■ **Description of the task**
Look for "text" in the listing below. Gather each line that contains it.

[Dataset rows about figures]
++++++

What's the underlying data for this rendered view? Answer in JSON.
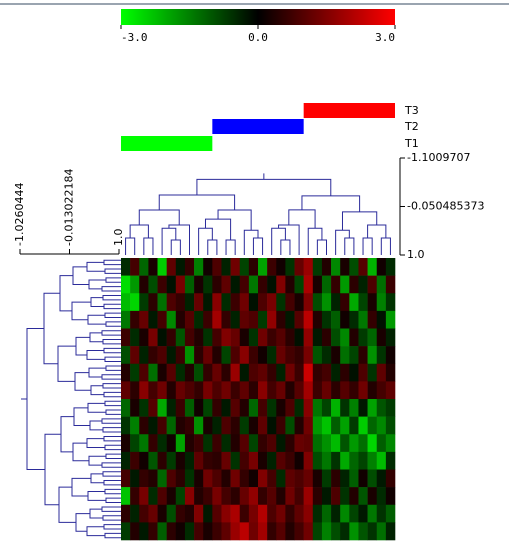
{
  "chart_data": {
    "type": "heatmap",
    "colorscale": {
      "colors": [
        "#00ff00",
        "#000000",
        "#ff0000"
      ],
      "lim": [
        -3,
        3
      ],
      "ticks": [
        {
          "value": -3,
          "label": "-3.0"
        },
        {
          "value": 0,
          "label": "0.0"
        },
        {
          "value": 3,
          "label": "3.0"
        }
      ]
    },
    "groups": [
      {
        "name": "T1",
        "color": "#00ff00",
        "columns": 10
      },
      {
        "name": "T2",
        "color": "#0000ff",
        "columns": 10
      },
      {
        "name": "T3",
        "color": "#ff0000",
        "columns": 10
      }
    ],
    "col_tree_axis": {
      "lim": [
        -1.1009707,
        1
      ],
      "ticks": [
        -1.1009707,
        -0.050485373,
        {
          "value": 1,
          "label": "1.0"
        }
      ]
    },
    "row_tree_axis": {
      "lim": [
        -1.0260444,
        1
      ],
      "ticks": [
        -1.0260444,
        -0.013022184,
        {
          "value": 1,
          "label": "1.0"
        }
      ]
    },
    "values": [
      [
        -0.5,
        0.8,
        -1.2,
        0.3,
        -2.4,
        1.1,
        -0.3,
        0.6,
        -1.5,
        0.2,
        0.9,
        -0.4,
        1.3,
        -0.8,
        0.5,
        -1.9,
        0.7,
        0.2,
        -0.6,
        1.2,
        1.8,
        -0.7,
        0.4,
        -1.6,
        0.3,
        -0.9,
        1.0,
        -2.1,
        0.2,
        -0.5
      ],
      [
        -2.6,
        -1.8,
        0.4,
        -0.9,
        0.7,
        -0.2,
        1.4,
        -1.1,
        0.3,
        -0.6,
        0.5,
        1.1,
        -0.3,
        0.8,
        -1.4,
        0.6,
        -0.2,
        1.5,
        0.4,
        -0.8,
        2.0,
        0.3,
        -1.2,
        0.6,
        -1.8,
        0.5,
        -0.4,
        0.9,
        -1.3,
        0.7
      ],
      [
        -2.2,
        -2.5,
        -0.7,
        0.5,
        -1.3,
        0.9,
        0.6,
        -0.4,
        1.2,
        -0.3,
        1.6,
        -0.5,
        0.7,
        1.3,
        -0.2,
        0.9,
        1.4,
        -0.6,
        0.8,
        0.3,
        1.5,
        -0.9,
        -1.7,
        -0.4,
        0.6,
        -2.0,
        -0.8,
        0.3,
        -1.5,
        -0.6
      ],
      [
        -1.4,
        0.6,
        1.2,
        -0.3,
        0.8,
        -1.6,
        0.4,
        1.0,
        -0.5,
        0.7,
        1.9,
        0.6,
        -0.4,
        1.1,
        0.9,
        -0.7,
        1.7,
        0.5,
        -0.3,
        1.0,
        2.2,
        0.4,
        -0.6,
        -1.1,
        0.2,
        -0.5,
        -1.4,
        0.6,
        -0.2,
        -1.8
      ],
      [
        0.7,
        -0.5,
        0.3,
        1.4,
        -0.2,
        0.6,
        -1.0,
        0.8,
        0.4,
        -0.6,
        0.8,
        1.5,
        1.2,
        0.3,
        -0.6,
        1.3,
        0.7,
        1.0,
        0.5,
        -0.2,
        1.7,
        -0.3,
        0.5,
        -0.9,
        -1.6,
        0.4,
        -0.7,
        -1.2,
        0.3,
        -0.4
      ],
      [
        -0.9,
        1.1,
        -0.4,
        0.6,
        0.9,
        -0.3,
        0.7,
        -1.7,
        0.5,
        1.2,
        0.4,
        -0.8,
        0.9,
        1.6,
        0.7,
        0.2,
        -0.5,
        1.2,
        0.8,
        0.6,
        1.4,
        -1.0,
        -0.5,
        0.3,
        -1.3,
        -0.8,
        0.5,
        -1.7,
        -0.6,
        0.2
      ],
      [
        0.4,
        -0.7,
        0.9,
        -1.3,
        0.3,
        1.0,
        -0.5,
        0.4,
        -0.9,
        0.6,
        1.2,
        0.5,
        1.8,
        -0.3,
        0.9,
        1.1,
        0.6,
        -0.4,
        1.3,
        0.7,
        2.4,
        0.6,
        0.8,
        -0.4,
        0.5,
        -0.2,
        0.9,
        -0.6,
        1.1,
        0.4
      ],
      [
        1.1,
        0.5,
        1.6,
        0.8,
        1.3,
        0.4,
        1.2,
        0.9,
        0.6,
        1.4,
        0.9,
        1.3,
        0.7,
        1.1,
        0.5,
        1.6,
        0.8,
        1.2,
        0.4,
        1.0,
        1.9,
        0.7,
        1.2,
        0.5,
        1.0,
        0.6,
        1.3,
        0.4,
        0.8,
        1.1
      ],
      [
        -1.2,
        0.3,
        -0.6,
        1.0,
        -2.0,
        -0.4,
        0.7,
        -1.1,
        0.2,
        -0.8,
        0.6,
        -0.3,
        1.0,
        0.4,
        -1.2,
        0.8,
        -0.6,
        0.3,
        0.9,
        -0.5,
        1.6,
        -1.4,
        -0.8,
        -2.1,
        -0.6,
        -1.5,
        -0.3,
        -1.9,
        -1.0,
        -0.7
      ],
      [
        -0.6,
        -1.5,
        0.5,
        -0.3,
        0.8,
        -1.2,
        0.4,
        0.6,
        -1.7,
        0.3,
        -0.4,
        0.9,
        0.5,
        -0.7,
        0.3,
        1.1,
        -0.2,
        0.7,
        -0.9,
        0.4,
        1.3,
        -1.8,
        -2.3,
        -1.1,
        -1.9,
        -0.7,
        -2.4,
        -1.2,
        -1.6,
        -0.9
      ],
      [
        0.3,
        -0.8,
        -1.4,
        0.6,
        -0.5,
        0.2,
        -1.9,
        0.4,
        0.7,
        -0.6,
        0.7,
        -0.5,
        0.4,
        1.0,
        -0.8,
        0.6,
        0.9,
        -0.3,
        0.5,
        1.2,
        1.1,
        -1.3,
        -1.7,
        -2.2,
        -1.0,
        -1.8,
        -1.3,
        -2.5,
        -1.1,
        -1.6
      ],
      [
        -0.4,
        0.7,
        0.2,
        -1.0,
        0.5,
        -0.7,
        0.3,
        -0.4,
        1.1,
        0.6,
        0.5,
        1.2,
        -0.6,
        0.8,
        1.4,
        0.3,
        -0.4,
        1.0,
        0.7,
        0.2,
        1.5,
        -0.9,
        -1.4,
        -0.6,
        -2.0,
        -1.2,
        -0.8,
        -1.5,
        -2.2,
        -0.5
      ],
      [
        0.8,
        -0.3,
        0.6,
        0.4,
        -1.2,
        0.9,
        0.5,
        -0.6,
        0.3,
        1.3,
        0.9,
        0.4,
        1.3,
        0.6,
        0.2,
        1.5,
        0.8,
        -0.5,
        1.1,
        0.9,
        1.2,
        0.3,
        -0.7,
        0.5,
        -0.4,
        -1.1,
        0.2,
        -0.9,
        -0.3,
        0.6
      ],
      [
        -2.3,
        0.6,
        1.4,
        -0.5,
        0.9,
        0.3,
        -0.8,
        1.6,
        0.4,
        0.7,
        1.4,
        0.8,
        0.5,
        1.2,
        1.7,
        0.6,
        1.0,
        0.4,
        1.3,
        0.8,
        1.8,
        0.5,
        -0.3,
        0.9,
        -0.6,
        0.4,
        -1.0,
        0.3,
        -0.5,
        0.2
      ],
      [
        0.5,
        -0.4,
        0.8,
        1.2,
        0.3,
        -0.9,
        0.6,
        0.4,
        1.5,
        -0.3,
        1.0,
        1.6,
        2.0,
        0.7,
        1.4,
        2.1,
        0.9,
        1.3,
        0.6,
        1.1,
        1.6,
        -0.5,
        -1.2,
        -0.4,
        -1.6,
        -0.8,
        -0.3,
        -1.4,
        -0.6,
        -1.1
      ],
      [
        -0.7,
        0.4,
        -0.3,
        0.6,
        -1.1,
        0.5,
        0.2,
        -0.5,
        0.8,
        0.3,
        0.7,
        1.1,
        1.8,
        2.2,
        1.3,
        1.9,
        0.6,
        1.0,
        0.4,
        0.8,
        1.3,
        -0.8,
        -1.5,
        -0.9,
        -0.5,
        -1.7,
        -1.0,
        -0.6,
        -1.3,
        -0.4
      ]
    ]
  }
}
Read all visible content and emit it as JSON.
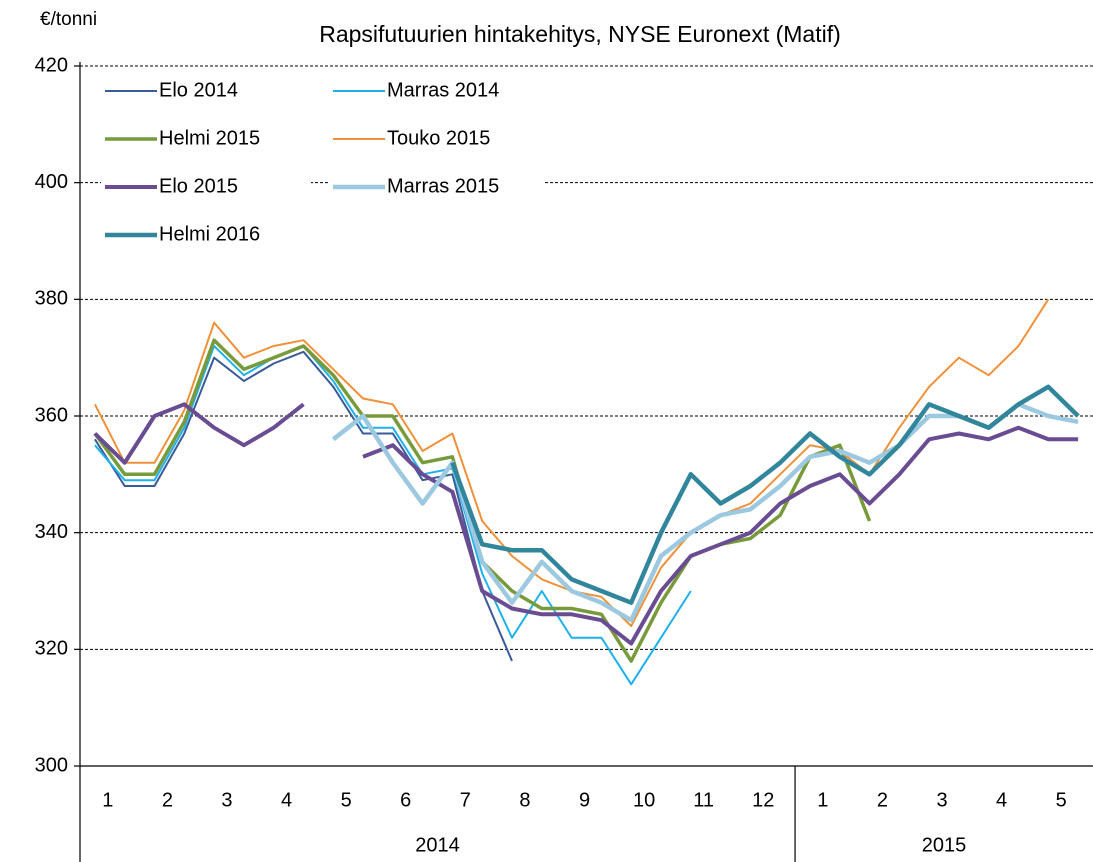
{
  "chart_data": {
    "type": "line",
    "title": "Rapsifutuurien hintakehitys, NYSE Euronext (Matif)",
    "y_label": "€/tonni",
    "categories": [
      "1",
      null,
      "2",
      null,
      "3",
      null,
      "4",
      null,
      "5",
      null,
      "6",
      null,
      "7",
      null,
      "8",
      null,
      "9",
      null,
      "10",
      null,
      "11",
      null,
      "12",
      null,
      "1",
      null,
      "2",
      null,
      "3",
      null,
      "4",
      null,
      "5",
      null
    ],
    "year_groups": [
      {
        "label": "2014",
        "count": 12
      },
      {
        "label": "2015",
        "count": 5
      }
    ],
    "ylim": [
      300,
      420
    ],
    "yticks": [
      300,
      320,
      340,
      360,
      380,
      400,
      420
    ],
    "grid": true,
    "legend": "upper left",
    "series": [
      {
        "name": "Elo 2014",
        "color": "#3a5a98",
        "values": [
          356,
          348,
          348,
          357,
          370,
          366,
          369,
          371,
          365,
          357,
          357,
          349,
          350,
          330,
          318,
          null,
          null,
          null,
          null,
          null,
          null,
          null,
          null,
          null,
          null,
          null,
          null,
          null,
          null,
          null,
          null,
          null,
          null,
          null
        ]
      },
      {
        "name": "Marras 2014",
        "color": "#1fb0ec",
        "values": [
          355,
          349,
          349,
          358,
          372,
          367,
          370,
          372,
          366,
          358,
          358,
          350,
          351,
          333,
          322,
          330,
          322,
          322,
          314,
          322,
          330,
          null,
          null,
          null,
          null,
          null,
          null,
          null,
          null,
          null,
          null,
          null,
          null,
          null
        ]
      },
      {
        "name": "Helmi 2015",
        "color": "#779a3a",
        "values": [
          357,
          350,
          350,
          359,
          373,
          368,
          370,
          372,
          367,
          360,
          360,
          352,
          353,
          335,
          330,
          327,
          327,
          326,
          318,
          328,
          336,
          338,
          339,
          343,
          353,
          355,
          342,
          null,
          null,
          null,
          null,
          null,
          null,
          null
        ]
      },
      {
        "name": "Touko 2015",
        "color": "#f0913a",
        "values": [
          362,
          352,
          352,
          361,
          376,
          370,
          372,
          373,
          368,
          363,
          362,
          354,
          357,
          342,
          336,
          332,
          330,
          329,
          324,
          334,
          340,
          343,
          345,
          350,
          355,
          354,
          350,
          358,
          365,
          370,
          367,
          372,
          380,
          null
        ]
      },
      {
        "name": "Elo 2015",
        "color": "#6a4c93",
        "values": [
          357,
          352,
          360,
          362,
          358,
          355,
          358,
          362,
          null,
          353,
          355,
          350,
          347,
          330,
          327,
          326,
          326,
          325,
          321,
          330,
          336,
          338,
          340,
          345,
          348,
          350,
          345,
          350,
          356,
          357,
          356,
          358,
          356,
          356
        ]
      },
      {
        "name": "Marras 2015",
        "color": "#9cc8e0",
        "values": [
          null,
          null,
          null,
          null,
          null,
          null,
          null,
          null,
          356,
          360,
          352,
          345,
          352,
          335,
          328,
          335,
          330,
          328,
          325,
          336,
          340,
          343,
          344,
          348,
          353,
          354,
          352,
          355,
          360,
          360,
          358,
          362,
          360,
          359
        ]
      },
      {
        "name": "Helmi 2016",
        "color": "#31869b",
        "values": [
          null,
          null,
          null,
          null,
          null,
          null,
          null,
          null,
          null,
          null,
          null,
          null,
          352,
          338,
          337,
          337,
          332,
          330,
          328,
          340,
          350,
          345,
          348,
          352,
          357,
          353,
          350,
          355,
          362,
          360,
          358,
          362,
          365,
          360
        ]
      }
    ]
  }
}
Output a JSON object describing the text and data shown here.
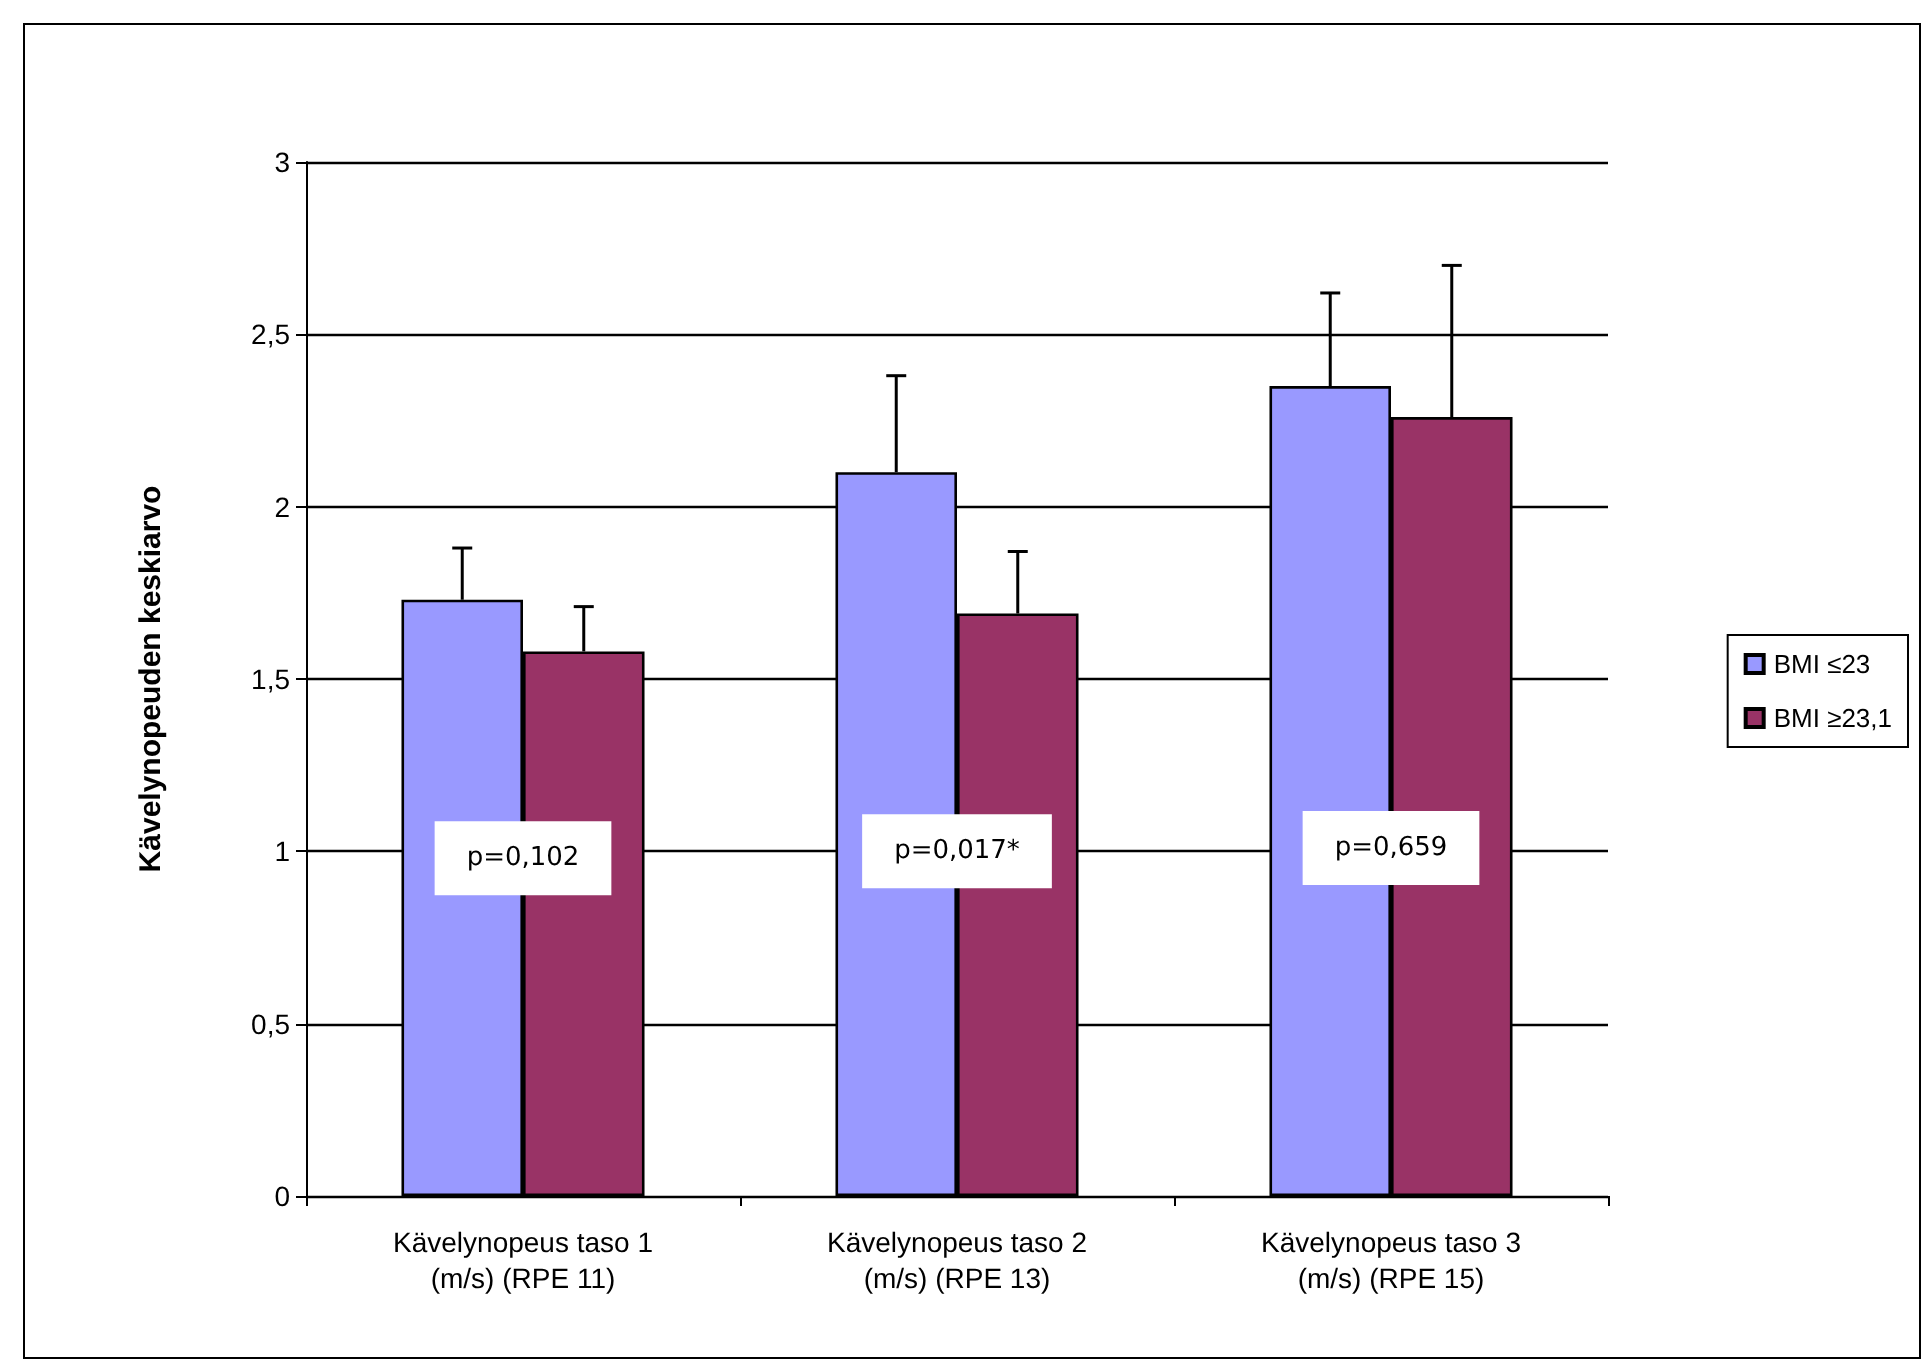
{
  "chart_data": {
    "type": "bar",
    "categories": [
      "Kävelynopeus taso 1\n(m/s) (RPE 11)",
      "Kävelynopeus taso 2\n(m/s) (RPE 13)",
      "Kävelynopeus taso 3\n(m/s) (RPE 15)"
    ],
    "ylabel": "Kävelynopeuden keskiarvo",
    "series": [
      {
        "name": "BMI ≤23",
        "color": "#9999ff",
        "values": [
          1.73,
          2.1,
          2.35
        ],
        "errors": [
          [
            1.73,
            1.88
          ],
          [
            2.1,
            2.38
          ],
          [
            2.35,
            2.62
          ]
        ]
      },
      {
        "name": "BMI ≥23,1",
        "color": "#993366",
        "values": [
          1.58,
          1.69,
          2.26
        ],
        "errors": [
          [
            1.58,
            1.71
          ],
          [
            1.69,
            1.87
          ],
          [
            2.26,
            2.7
          ]
        ]
      }
    ],
    "ylim": [
      0,
      3
    ],
    "yticks": [
      {
        "value": 0,
        "label": "0"
      },
      {
        "value": 0.5,
        "label": "0,5"
      },
      {
        "value": 1,
        "label": "1"
      },
      {
        "value": 1.5,
        "label": "1,5"
      },
      {
        "value": 2,
        "label": "2"
      },
      {
        "value": 2.5,
        "label": "2,5"
      },
      {
        "value": 3,
        "label": "3"
      }
    ],
    "grid": true,
    "legend": "right",
    "annotations": [
      {
        "text": "p=0,102",
        "x": "Kävelynopeus taso 1\n(m/s) (RPE 11)",
        "y": 0.98
      },
      {
        "text": "p=0,017*",
        "x": "Kävelynopeus taso 2\n(m/s) (RPE 13)",
        "y": 1.0
      },
      {
        "text": "p=0,659",
        "x": "Kävelynopeus taso 3\n(m/s) (RPE 15)",
        "y": 1.01
      }
    ]
  }
}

++++++

■ **Worked solution**
Output a JSON object describing the text and data shown here.
        "text": "p=0,102",
        "text": "p=0,017*",
        "text": "p=0,659",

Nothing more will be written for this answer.